Print each of the entries exactly, leaving nothing out.

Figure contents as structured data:

▬▬▬▬▬▬

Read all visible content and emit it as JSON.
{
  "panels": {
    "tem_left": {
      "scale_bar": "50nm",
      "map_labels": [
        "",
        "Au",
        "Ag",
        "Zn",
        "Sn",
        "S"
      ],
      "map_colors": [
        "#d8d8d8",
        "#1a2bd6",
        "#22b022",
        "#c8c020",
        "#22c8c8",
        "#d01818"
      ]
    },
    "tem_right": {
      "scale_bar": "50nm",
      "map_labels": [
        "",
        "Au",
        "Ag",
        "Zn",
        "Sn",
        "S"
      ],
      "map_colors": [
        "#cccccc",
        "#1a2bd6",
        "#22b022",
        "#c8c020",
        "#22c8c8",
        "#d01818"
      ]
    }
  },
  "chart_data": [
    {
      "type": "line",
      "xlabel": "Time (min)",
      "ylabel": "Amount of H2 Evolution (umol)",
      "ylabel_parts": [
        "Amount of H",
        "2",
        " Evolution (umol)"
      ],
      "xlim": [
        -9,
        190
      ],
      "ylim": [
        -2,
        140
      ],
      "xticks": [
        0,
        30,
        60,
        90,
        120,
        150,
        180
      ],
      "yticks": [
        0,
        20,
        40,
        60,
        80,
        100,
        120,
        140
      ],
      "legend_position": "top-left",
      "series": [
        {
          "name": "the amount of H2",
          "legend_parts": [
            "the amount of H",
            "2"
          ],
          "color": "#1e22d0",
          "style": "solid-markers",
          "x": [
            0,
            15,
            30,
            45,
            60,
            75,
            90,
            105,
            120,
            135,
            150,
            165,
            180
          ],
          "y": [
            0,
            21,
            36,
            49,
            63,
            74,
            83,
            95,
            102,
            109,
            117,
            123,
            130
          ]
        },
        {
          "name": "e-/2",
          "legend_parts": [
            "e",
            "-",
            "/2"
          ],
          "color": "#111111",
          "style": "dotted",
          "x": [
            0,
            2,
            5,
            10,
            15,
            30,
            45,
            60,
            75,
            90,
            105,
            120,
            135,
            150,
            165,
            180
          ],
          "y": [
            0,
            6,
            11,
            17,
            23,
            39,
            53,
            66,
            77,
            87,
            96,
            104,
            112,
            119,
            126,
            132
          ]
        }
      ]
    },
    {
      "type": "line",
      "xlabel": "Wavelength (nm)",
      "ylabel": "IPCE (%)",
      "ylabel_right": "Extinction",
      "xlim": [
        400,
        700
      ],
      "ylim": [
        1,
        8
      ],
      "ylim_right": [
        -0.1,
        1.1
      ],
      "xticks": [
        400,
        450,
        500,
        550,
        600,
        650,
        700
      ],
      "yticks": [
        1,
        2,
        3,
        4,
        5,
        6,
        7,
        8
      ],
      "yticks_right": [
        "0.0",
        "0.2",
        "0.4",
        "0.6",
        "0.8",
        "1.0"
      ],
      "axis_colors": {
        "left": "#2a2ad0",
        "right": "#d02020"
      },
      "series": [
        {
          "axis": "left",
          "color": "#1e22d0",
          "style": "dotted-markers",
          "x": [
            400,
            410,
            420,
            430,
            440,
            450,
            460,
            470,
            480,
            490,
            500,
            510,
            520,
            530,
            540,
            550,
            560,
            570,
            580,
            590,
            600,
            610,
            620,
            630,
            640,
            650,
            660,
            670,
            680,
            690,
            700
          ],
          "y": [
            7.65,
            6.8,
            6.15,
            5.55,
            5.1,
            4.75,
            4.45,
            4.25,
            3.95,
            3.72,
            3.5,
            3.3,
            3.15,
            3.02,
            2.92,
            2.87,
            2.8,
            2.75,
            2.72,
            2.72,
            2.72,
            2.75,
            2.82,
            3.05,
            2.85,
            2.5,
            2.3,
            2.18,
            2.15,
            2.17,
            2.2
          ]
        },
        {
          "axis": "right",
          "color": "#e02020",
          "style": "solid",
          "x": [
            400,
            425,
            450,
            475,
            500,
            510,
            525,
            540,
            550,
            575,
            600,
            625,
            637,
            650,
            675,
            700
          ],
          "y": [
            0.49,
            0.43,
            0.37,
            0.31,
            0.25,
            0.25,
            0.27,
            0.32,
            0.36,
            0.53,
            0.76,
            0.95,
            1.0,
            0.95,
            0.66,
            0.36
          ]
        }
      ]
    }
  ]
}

▬▬▬▬▬▬

# SOLUTION:
Read all visible content and emit it as JSON.
{
  "panels": {
    "tem_left": {
      "scale_bar": "50nm",
      "map_labels": [
        "",
        "Au",
        "Ag",
        "Zn",
        "Sn",
        "S"
      ],
      "map_colors": [
        "#d8d8d8",
        "#1a2bd6",
        "#22b022",
        "#c8c020",
        "#22c8c8",
        "#d01818"
      ]
    },
    "tem_right": {
      "scale_bar": "50nm",
      "map_labels": [
        "",
        "Au",
        "Ag",
        "Zn",
        "Sn",
        "S"
      ],
      "map_colors": [
        "#cccccc",
        "#1a2bd6",
        "#22b022",
        "#c8c020",
        "#22c8c8",
        "#d01818"
      ]
    }
  },
  "chart_data": [
    {
      "type": "line",
      "xlabel": "Time (min)",
      "ylabel": "Amount of H2 Evolution (umol)",
      "ylabel_parts": [
        "Amount of H",
        "2",
        " Evolution (umol)"
      ],
      "xlim": [
        -9,
        190
      ],
      "ylim": [
        -2,
        140
      ],
      "xticks": [
        0,
        30,
        60,
        90,
        120,
        150,
        180
      ],
      "yticks": [
        0,
        20,
        40,
        60,
        80,
        100,
        120,
        140
      ],
      "legend_position": "top-left",
      "series": [
        {
          "name": "the amount of H2",
          "legend_parts": [
            "the amount of H",
            "2"
          ],
          "color": "#1e22d0",
          "style": "solid-markers",
          "x": [
            0,
            15,
            30,
            45,
            60,
            75,
            90,
            105,
            120,
            135,
            150,
            165,
            180
          ],
          "y": [
            0,
            21,
            36,
            49,
            63,
            74,
            83,
            95,
            102,
            109,
            117,
            123,
            130
          ]
        },
        {
          "name": "e-/2",
          "legend_parts": [
            "e",
            "-",
            "/2"
          ],
          "color": "#111111",
          "style": "dotted",
          "x": [
            0,
            2,
            5,
            10,
            15,
            30,
            45,
            60,
            75,
            90,
            105,
            120,
            135,
            150,
            165,
            180
          ],
          "y": [
            0,
            6,
            11,
            17,
            23,
            39,
            53,
            66,
            77,
            87,
            96,
            104,
            112,
            119,
            126,
            132
          ]
        }
      ]
    },
    {
      "type": "line",
      "xlabel": "Wavelength (nm)",
      "ylabel": "IPCE (%)",
      "ylabel_right": "Extinction",
      "xlim": [
        400,
        700
      ],
      "ylim": [
        1,
        8
      ],
      "ylim_right": [
        -0.1,
        1.1
      ],
      "xticks": [
        400,
        450,
        500,
        550,
        600,
        650,
        700
      ],
      "yticks": [
        1,
        2,
        3,
        4,
        5,
        6,
        7,
        8
      ],
      "yticks_right": [
        "0.0",
        "0.2",
        "0.4",
        "0.6",
        "0.8",
        "1.0"
      ],
      "axis_colors": {
        "left": "#2a2ad0",
        "right": "#d02020"
      },
      "series": [
        {
          "axis": "left",
          "color": "#1e22d0",
          "style": "dotted-markers",
          "x": [
            400,
            410,
            420,
            430,
            440,
            450,
            460,
            470,
            480,
            490,
            500,
            510,
            520,
            530,
            540,
            550,
            560,
            570,
            580,
            590,
            600,
            610,
            620,
            630,
            640,
            650,
            660,
            670,
            680,
            690,
            700
          ],
          "y": [
            7.65,
            6.8,
            6.15,
            5.55,
            5.1,
            4.75,
            4.45,
            4.25,
            3.95,
            3.72,
            3.5,
            3.3,
            3.15,
            3.02,
            2.92,
            2.87,
            2.8,
            2.75,
            2.72,
            2.72,
            2.72,
            2.75,
            2.82,
            3.05,
            2.85,
            2.5,
            2.3,
            2.18,
            2.15,
            2.17,
            2.2
          ]
        },
        {
          "axis": "right",
          "color": "#e02020",
          "style": "solid",
          "x": [
            400,
            425,
            450,
            475,
            500,
            510,
            525,
            540,
            550,
            575,
            600,
            625,
            637,
            650,
            675,
            700
          ],
          "y": [
            0.49,
            0.43,
            0.37,
            0.31,
            0.25,
            0.25,
            0.27,
            0.32,
            0.36,
            0.53,
            0.76,
            0.95,
            1.0,
            0.95,
            0.66,
            0.36
          ]
        }
      ]
    }
  ]
}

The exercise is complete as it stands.